Select, from the material below, each line with "name" in it.

[Items from a figure collection]
# # #

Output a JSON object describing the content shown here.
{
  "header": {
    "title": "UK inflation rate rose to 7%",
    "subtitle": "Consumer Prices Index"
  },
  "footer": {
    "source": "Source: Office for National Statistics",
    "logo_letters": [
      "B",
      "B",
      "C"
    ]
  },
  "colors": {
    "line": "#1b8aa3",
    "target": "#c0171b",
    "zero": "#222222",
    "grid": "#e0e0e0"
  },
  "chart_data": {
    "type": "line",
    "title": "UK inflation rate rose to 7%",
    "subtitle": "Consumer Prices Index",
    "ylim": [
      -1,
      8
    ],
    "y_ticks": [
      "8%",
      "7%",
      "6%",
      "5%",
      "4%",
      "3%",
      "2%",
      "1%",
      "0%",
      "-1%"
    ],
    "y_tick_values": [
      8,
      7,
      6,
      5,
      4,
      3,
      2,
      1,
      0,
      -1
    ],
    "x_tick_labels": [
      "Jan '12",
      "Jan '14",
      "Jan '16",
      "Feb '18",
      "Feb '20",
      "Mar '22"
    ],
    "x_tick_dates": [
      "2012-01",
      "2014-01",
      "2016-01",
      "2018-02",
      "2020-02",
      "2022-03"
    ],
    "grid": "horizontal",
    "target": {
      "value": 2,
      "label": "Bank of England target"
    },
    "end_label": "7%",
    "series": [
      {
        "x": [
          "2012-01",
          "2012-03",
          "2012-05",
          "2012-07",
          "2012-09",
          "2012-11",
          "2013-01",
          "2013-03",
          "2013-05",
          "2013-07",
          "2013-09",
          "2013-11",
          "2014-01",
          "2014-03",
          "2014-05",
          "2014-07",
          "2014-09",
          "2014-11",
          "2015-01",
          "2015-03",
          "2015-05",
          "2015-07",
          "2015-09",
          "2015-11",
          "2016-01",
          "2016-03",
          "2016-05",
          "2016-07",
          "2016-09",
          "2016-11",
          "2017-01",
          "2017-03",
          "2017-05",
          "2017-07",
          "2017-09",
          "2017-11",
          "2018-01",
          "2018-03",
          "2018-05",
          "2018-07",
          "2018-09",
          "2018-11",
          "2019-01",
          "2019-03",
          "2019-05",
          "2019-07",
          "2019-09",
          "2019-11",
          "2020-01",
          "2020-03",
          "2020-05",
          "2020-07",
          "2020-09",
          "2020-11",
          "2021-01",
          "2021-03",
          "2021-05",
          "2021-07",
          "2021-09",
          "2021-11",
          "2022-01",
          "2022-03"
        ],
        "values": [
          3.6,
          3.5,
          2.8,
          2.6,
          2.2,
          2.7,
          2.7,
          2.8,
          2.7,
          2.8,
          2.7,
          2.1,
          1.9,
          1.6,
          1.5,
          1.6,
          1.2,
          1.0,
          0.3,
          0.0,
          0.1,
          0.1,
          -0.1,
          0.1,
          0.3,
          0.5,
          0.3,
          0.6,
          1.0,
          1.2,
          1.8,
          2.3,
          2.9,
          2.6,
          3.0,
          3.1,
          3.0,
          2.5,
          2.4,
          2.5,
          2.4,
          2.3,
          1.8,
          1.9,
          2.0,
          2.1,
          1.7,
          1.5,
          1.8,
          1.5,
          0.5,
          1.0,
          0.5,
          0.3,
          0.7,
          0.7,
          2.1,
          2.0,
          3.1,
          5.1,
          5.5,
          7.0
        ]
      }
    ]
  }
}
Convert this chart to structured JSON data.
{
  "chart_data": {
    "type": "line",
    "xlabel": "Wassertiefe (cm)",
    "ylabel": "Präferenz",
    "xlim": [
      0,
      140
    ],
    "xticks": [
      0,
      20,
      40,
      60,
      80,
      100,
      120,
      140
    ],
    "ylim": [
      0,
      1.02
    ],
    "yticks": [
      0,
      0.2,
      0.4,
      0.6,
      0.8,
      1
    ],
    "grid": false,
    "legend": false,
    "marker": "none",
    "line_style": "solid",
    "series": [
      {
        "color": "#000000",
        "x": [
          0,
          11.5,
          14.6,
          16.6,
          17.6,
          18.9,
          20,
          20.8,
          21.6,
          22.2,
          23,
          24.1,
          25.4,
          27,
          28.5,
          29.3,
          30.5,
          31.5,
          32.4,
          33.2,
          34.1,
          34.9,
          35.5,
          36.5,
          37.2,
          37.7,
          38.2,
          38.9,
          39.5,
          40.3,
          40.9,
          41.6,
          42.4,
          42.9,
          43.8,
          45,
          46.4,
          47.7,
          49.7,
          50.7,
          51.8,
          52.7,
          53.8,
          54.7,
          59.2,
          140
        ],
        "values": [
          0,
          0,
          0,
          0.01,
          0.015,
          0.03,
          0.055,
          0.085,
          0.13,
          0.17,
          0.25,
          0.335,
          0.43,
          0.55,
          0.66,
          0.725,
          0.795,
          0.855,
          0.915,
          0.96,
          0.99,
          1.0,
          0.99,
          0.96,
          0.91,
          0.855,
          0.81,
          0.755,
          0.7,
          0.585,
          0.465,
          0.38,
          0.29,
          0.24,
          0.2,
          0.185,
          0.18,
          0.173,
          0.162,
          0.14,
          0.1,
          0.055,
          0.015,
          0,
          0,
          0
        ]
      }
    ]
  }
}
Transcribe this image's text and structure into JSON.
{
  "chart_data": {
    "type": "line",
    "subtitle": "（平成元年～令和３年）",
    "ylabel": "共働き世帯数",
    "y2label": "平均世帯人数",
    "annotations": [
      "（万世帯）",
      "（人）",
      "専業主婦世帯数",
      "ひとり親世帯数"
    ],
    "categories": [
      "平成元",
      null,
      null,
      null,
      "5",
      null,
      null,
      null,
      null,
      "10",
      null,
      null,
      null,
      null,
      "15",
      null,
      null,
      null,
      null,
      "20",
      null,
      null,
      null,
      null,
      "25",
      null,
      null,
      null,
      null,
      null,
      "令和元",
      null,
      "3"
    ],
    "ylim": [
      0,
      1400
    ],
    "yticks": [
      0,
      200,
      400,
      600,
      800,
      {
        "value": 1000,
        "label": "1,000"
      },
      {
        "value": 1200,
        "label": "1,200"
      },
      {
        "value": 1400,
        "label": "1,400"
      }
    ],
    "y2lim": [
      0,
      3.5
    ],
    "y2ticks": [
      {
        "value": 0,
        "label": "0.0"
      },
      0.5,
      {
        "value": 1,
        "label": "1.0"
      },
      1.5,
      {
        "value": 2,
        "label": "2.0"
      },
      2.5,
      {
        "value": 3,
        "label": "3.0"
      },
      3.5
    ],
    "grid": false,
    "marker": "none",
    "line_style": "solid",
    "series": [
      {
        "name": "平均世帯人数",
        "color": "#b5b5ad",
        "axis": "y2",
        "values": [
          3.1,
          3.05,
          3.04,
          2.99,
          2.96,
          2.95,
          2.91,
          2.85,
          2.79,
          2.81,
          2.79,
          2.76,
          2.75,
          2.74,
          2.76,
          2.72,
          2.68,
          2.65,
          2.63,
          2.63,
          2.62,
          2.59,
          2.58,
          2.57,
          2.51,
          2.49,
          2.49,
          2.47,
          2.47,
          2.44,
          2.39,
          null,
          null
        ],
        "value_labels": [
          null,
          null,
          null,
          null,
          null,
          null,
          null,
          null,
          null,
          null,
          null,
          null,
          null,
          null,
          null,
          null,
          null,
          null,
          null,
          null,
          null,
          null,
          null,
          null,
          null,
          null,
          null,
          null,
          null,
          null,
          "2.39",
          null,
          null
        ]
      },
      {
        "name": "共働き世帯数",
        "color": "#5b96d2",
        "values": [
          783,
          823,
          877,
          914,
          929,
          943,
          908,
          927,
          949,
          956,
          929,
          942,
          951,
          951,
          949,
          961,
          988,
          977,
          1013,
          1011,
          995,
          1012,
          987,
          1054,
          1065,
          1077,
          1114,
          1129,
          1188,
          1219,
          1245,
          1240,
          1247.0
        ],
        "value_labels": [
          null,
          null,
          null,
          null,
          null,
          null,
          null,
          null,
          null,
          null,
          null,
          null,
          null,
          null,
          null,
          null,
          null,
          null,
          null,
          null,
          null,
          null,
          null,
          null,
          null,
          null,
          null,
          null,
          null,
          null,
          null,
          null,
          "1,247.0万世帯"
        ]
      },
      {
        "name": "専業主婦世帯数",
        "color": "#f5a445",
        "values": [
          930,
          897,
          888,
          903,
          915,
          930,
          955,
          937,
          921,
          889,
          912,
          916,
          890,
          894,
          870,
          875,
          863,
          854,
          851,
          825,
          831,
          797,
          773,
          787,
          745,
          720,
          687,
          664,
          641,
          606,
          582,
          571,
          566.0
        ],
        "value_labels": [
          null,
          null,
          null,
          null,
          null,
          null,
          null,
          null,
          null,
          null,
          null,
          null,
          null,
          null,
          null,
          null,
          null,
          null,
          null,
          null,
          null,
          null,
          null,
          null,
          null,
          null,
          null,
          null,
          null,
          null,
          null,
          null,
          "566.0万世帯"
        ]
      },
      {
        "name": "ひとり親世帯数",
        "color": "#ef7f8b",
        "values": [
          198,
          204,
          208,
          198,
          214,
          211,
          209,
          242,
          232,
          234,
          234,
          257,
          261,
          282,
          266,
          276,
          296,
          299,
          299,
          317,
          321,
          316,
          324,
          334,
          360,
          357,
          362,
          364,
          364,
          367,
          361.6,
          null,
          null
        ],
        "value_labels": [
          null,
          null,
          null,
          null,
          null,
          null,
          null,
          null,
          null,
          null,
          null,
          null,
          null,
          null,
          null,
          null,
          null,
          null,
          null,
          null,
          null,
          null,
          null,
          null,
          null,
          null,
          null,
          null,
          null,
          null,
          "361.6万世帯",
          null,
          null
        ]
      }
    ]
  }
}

# # #

• **TASK RESULT**:
        "name": "平均世帯人数",
        "name": "共働き世帯数",
        "name": "専業主婦世帯数",
        "name": "ひとり親世帯数",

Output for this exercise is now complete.